*** EXTRACTED INFORMATION

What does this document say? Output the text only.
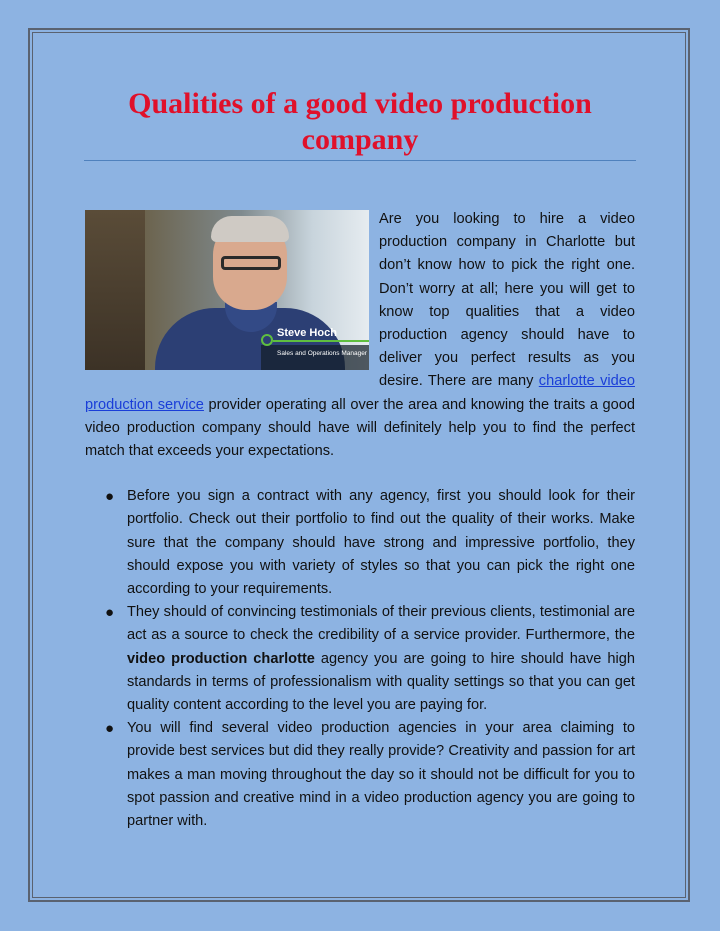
Qualities of a good video production company
Steve Hoch
Sales and Operations Manager

Are you looking to hire a video production company in Charlotte but don’t know how to pick the right one. Don’t worry at all; here you will get to know top qualities that a video production agency should have to deliver you perfect results as you desire. There are many charlotte video production service provider operating all over the area and knowing the traits a good video production company should have will definitely help you to find the perfect match that exceeds your expectations.

● Before you sign a contract with any agency, first you should look for their portfolio. Check out their portfolio to find out the quality of their works. Make sure that the company should have strong and impressive portfolio, they should expose you with variety of styles so that you can pick the right one according to your requirements.
● They should of convincing testimonials of their previous clients, testimonial are act as a source to check the credibility of a service provider. Furthermore, the video production charlotte agency you are going to hire should have high standards in terms of professionalism with quality settings so that you can get quality content according to the level you are paying for.
● You will find several video production agencies in your area claiming to provide best services but did they really provide? Creativity and passion for art makes a man moving throughout the day so it should not be difficult for you to spot passion and creative mind in a video production agency you are going to partner with.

******

DIRECTIVE.
Find the word "good" in the material, then list each line that holds it.

RESULT OF THIS EXERCISE.
Qualities of a good video production company
Are you looking to hire a video production company in Charlotte but don’t know how to pick the right one. Don’t worry at all; here you will get to know top qualities that a video production agency should have to deliver you perfect results as you desire. There are many charlotte video production service provider operating all over the area and knowing the traits a good video production company should have will definitely help you to find the perfect match that exceeds your expectations.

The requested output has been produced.